-- start of Working data --
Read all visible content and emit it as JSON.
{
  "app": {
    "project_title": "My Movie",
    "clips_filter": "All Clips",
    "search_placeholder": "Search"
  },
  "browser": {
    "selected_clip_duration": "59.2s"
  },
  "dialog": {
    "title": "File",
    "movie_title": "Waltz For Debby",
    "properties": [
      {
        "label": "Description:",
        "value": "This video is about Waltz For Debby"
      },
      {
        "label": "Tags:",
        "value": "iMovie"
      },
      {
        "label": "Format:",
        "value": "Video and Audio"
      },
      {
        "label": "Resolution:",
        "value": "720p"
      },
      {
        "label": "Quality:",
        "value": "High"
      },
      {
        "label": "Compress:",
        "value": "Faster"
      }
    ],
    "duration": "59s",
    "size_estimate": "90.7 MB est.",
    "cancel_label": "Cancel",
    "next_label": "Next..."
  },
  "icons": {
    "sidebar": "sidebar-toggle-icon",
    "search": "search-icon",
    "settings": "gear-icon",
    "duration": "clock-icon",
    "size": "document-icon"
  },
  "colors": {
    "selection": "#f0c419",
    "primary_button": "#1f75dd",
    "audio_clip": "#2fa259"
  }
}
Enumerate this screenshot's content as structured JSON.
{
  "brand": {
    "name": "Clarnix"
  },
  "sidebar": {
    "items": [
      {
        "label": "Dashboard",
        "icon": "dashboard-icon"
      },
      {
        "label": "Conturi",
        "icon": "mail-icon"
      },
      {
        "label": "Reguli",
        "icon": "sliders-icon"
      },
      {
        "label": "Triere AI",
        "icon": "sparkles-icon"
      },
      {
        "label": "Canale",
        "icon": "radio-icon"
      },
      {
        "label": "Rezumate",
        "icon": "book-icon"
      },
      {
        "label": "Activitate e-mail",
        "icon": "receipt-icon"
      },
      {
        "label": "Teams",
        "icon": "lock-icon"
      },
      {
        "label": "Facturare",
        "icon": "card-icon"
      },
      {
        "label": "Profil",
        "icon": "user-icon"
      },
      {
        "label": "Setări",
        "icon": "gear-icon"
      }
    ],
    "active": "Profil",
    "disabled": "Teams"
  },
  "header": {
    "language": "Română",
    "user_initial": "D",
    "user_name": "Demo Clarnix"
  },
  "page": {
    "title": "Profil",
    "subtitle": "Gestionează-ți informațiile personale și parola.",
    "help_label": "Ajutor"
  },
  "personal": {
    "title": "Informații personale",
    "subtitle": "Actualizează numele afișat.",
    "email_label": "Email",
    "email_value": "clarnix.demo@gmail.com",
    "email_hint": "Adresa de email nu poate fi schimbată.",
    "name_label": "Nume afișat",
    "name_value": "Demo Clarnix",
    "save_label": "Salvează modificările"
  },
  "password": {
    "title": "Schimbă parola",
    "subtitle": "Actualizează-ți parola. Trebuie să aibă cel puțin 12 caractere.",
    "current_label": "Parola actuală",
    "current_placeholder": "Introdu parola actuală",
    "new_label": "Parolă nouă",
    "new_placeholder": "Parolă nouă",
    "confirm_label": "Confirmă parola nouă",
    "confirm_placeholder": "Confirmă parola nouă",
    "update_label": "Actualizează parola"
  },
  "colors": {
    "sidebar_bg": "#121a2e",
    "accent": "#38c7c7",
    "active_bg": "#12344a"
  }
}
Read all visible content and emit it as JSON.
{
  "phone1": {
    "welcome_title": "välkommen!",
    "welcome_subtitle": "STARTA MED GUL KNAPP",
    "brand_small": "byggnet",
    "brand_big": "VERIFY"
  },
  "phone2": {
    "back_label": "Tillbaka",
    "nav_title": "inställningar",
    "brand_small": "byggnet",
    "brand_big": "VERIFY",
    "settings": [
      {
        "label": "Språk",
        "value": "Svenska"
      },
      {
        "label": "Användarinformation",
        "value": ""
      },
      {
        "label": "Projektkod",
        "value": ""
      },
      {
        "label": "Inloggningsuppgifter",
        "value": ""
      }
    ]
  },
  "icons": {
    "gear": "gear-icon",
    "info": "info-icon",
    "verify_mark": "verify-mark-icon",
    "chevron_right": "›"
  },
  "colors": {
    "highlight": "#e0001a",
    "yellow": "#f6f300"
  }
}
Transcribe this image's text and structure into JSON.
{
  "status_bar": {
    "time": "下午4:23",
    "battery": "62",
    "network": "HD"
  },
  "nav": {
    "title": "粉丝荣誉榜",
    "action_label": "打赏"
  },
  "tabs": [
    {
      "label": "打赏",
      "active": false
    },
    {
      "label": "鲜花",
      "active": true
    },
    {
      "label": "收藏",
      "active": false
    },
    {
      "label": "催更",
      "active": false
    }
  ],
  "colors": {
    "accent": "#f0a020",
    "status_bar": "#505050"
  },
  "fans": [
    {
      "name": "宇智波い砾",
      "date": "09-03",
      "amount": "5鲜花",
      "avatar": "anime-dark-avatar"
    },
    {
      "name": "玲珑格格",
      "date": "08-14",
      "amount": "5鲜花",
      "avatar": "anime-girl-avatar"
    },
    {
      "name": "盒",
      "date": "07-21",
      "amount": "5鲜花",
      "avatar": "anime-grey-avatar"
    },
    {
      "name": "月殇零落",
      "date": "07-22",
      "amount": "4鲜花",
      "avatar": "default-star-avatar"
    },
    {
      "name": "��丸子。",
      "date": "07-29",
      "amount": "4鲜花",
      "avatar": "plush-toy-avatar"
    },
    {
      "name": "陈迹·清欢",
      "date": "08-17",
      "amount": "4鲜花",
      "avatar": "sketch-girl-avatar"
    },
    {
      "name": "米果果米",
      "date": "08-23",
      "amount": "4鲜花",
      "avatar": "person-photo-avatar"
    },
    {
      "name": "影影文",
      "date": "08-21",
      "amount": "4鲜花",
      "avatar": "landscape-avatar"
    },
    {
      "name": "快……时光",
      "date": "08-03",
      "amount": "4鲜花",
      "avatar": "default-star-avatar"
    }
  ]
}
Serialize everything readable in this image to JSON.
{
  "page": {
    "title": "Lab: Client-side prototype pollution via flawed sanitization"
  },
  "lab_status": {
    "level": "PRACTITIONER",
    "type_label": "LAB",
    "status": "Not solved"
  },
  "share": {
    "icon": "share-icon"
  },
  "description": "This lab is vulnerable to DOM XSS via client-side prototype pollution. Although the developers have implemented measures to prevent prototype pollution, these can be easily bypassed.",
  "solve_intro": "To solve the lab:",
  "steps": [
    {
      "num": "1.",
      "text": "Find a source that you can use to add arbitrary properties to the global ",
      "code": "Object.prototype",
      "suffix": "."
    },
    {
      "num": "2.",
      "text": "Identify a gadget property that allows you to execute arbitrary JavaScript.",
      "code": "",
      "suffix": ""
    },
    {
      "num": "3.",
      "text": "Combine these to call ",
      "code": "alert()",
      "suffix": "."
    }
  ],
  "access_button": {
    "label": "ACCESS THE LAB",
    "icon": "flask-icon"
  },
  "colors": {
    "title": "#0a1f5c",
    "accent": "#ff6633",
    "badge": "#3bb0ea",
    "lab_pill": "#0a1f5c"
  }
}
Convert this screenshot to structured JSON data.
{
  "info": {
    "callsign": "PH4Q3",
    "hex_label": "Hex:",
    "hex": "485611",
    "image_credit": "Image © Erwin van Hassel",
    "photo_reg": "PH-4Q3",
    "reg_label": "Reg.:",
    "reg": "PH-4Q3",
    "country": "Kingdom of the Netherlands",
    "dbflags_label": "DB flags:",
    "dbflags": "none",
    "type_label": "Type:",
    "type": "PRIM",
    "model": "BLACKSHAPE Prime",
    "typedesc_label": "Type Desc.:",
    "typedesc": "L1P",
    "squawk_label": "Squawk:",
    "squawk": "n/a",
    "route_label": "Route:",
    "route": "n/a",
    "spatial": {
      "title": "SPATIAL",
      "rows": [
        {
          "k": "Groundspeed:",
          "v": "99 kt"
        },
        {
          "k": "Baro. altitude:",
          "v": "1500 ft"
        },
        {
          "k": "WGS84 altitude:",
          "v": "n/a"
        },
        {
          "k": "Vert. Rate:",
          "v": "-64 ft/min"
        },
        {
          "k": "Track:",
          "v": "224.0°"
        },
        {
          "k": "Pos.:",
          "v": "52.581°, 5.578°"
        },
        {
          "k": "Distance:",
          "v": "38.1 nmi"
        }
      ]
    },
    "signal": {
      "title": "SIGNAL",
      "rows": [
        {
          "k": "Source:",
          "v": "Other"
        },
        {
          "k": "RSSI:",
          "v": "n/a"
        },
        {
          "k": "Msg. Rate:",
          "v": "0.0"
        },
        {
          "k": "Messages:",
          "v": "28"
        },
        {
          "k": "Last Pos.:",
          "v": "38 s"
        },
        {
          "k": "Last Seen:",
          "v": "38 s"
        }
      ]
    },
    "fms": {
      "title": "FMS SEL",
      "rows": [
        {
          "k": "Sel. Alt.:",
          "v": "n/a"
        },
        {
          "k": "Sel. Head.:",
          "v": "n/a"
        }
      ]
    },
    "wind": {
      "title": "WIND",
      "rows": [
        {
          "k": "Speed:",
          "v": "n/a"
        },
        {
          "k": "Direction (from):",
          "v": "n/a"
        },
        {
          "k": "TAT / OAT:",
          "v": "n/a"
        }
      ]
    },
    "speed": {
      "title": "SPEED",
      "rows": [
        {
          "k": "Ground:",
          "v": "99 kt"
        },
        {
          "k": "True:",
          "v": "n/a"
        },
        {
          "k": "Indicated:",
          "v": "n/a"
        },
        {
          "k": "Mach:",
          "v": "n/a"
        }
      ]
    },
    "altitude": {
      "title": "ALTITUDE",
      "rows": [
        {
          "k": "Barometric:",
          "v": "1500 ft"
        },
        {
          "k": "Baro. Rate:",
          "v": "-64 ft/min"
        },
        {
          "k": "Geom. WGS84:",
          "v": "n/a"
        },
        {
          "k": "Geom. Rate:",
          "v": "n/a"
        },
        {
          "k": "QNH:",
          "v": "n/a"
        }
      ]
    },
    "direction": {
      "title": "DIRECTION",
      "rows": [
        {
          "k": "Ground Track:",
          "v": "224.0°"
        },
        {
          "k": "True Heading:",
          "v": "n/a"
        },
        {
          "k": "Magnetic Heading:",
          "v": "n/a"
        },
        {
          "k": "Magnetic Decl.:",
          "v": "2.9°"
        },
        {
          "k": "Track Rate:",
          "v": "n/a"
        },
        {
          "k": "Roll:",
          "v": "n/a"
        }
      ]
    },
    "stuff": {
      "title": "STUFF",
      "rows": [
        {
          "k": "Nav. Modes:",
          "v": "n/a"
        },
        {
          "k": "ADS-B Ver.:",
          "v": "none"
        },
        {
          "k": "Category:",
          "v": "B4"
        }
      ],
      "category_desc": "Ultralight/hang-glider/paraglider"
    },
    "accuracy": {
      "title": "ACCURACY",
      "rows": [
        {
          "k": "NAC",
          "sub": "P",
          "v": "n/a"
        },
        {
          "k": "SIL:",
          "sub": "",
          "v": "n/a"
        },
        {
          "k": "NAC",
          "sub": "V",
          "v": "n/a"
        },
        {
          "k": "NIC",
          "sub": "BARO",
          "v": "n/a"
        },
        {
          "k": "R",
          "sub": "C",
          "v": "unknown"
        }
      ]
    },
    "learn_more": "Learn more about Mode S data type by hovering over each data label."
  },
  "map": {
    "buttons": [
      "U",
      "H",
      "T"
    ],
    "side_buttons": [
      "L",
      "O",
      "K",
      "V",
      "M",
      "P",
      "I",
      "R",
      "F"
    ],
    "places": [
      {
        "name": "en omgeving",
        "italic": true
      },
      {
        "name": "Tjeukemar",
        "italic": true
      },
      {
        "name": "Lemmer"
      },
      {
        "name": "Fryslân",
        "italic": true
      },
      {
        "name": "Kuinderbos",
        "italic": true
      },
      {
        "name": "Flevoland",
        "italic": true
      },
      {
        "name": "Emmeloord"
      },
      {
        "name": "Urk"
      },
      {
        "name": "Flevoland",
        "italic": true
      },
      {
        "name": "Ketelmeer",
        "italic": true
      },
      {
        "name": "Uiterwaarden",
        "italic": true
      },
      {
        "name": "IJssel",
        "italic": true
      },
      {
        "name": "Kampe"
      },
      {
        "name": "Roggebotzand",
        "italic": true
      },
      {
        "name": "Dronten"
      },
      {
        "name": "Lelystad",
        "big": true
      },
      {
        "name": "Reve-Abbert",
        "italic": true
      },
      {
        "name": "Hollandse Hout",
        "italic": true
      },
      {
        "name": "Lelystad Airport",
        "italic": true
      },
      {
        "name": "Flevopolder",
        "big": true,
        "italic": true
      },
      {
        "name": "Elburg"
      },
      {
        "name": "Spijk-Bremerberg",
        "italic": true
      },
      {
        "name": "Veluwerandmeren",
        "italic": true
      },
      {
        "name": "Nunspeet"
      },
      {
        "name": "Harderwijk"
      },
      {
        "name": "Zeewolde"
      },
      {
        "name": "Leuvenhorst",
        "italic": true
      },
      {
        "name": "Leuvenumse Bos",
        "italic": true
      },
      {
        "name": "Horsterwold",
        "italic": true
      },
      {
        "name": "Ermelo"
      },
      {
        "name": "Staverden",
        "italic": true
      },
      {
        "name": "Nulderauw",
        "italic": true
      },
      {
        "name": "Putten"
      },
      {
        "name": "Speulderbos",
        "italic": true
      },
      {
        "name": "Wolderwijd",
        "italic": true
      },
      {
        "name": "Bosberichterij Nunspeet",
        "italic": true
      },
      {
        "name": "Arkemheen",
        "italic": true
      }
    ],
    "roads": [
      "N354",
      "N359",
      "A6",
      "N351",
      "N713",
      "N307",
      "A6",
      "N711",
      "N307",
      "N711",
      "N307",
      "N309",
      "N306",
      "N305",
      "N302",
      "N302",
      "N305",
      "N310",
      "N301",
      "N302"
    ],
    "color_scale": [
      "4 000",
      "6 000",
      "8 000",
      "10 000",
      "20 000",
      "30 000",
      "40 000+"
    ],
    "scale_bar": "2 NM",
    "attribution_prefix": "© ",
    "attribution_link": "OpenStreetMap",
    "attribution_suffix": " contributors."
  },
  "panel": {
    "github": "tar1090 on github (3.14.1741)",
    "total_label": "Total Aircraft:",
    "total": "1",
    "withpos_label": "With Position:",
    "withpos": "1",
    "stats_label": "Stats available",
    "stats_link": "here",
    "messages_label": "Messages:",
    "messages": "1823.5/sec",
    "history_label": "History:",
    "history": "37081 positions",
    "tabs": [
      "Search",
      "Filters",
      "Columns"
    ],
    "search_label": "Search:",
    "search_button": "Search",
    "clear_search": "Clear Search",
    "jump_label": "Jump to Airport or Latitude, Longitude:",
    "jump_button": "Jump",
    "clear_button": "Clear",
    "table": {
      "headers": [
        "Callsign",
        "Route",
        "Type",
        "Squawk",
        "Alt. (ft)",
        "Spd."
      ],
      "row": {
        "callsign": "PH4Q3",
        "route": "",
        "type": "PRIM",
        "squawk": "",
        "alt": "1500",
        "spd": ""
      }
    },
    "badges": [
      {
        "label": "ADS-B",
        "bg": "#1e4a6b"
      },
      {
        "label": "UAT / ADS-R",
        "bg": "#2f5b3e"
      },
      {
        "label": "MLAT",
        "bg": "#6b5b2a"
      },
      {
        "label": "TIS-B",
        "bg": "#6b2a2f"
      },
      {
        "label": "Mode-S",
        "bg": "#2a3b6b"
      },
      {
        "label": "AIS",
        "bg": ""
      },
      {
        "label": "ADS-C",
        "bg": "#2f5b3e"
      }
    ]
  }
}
-- end of Working data --
State the count of lines holding the string "personale" in the listing above, and nothing else.

2